• [Objective]: Determine how many lines below hold the string "オープンソースインテリジェンス". Reply with the number alone.
** BEGIN Records for the exercise **
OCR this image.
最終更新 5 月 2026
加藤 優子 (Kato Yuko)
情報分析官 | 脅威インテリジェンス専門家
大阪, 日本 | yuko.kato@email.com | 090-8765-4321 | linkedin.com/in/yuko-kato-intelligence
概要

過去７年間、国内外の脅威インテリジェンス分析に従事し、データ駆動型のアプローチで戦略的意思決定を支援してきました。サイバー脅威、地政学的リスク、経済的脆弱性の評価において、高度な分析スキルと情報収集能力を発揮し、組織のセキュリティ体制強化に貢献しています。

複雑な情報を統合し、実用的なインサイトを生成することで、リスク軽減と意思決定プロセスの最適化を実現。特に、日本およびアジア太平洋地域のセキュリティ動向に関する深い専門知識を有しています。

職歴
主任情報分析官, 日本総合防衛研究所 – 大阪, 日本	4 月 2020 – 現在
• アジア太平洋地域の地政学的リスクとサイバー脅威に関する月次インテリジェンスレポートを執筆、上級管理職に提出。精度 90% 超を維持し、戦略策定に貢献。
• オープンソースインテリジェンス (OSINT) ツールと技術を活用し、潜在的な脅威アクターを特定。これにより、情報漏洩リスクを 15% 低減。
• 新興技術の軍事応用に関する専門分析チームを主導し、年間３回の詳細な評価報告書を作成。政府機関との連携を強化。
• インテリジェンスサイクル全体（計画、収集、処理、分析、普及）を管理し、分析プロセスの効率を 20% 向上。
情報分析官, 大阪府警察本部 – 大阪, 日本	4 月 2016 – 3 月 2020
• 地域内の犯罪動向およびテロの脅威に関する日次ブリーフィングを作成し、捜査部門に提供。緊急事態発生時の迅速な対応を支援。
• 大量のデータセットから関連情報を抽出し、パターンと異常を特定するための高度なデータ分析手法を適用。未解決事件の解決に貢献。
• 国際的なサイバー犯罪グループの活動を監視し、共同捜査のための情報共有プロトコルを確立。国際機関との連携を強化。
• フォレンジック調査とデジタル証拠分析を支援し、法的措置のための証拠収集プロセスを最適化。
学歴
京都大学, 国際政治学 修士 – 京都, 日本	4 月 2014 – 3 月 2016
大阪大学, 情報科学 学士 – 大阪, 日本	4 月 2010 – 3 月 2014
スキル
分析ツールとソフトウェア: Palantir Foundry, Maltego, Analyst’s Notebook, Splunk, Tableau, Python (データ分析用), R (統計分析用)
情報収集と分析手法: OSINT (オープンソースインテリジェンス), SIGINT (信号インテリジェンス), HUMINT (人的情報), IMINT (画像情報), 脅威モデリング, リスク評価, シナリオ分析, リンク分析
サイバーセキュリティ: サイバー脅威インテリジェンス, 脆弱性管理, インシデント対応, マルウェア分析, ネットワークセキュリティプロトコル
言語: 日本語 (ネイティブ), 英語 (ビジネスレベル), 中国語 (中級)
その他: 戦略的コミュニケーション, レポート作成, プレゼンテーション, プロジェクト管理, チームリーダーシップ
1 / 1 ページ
** END Records for the exercise **
• [The response]: 2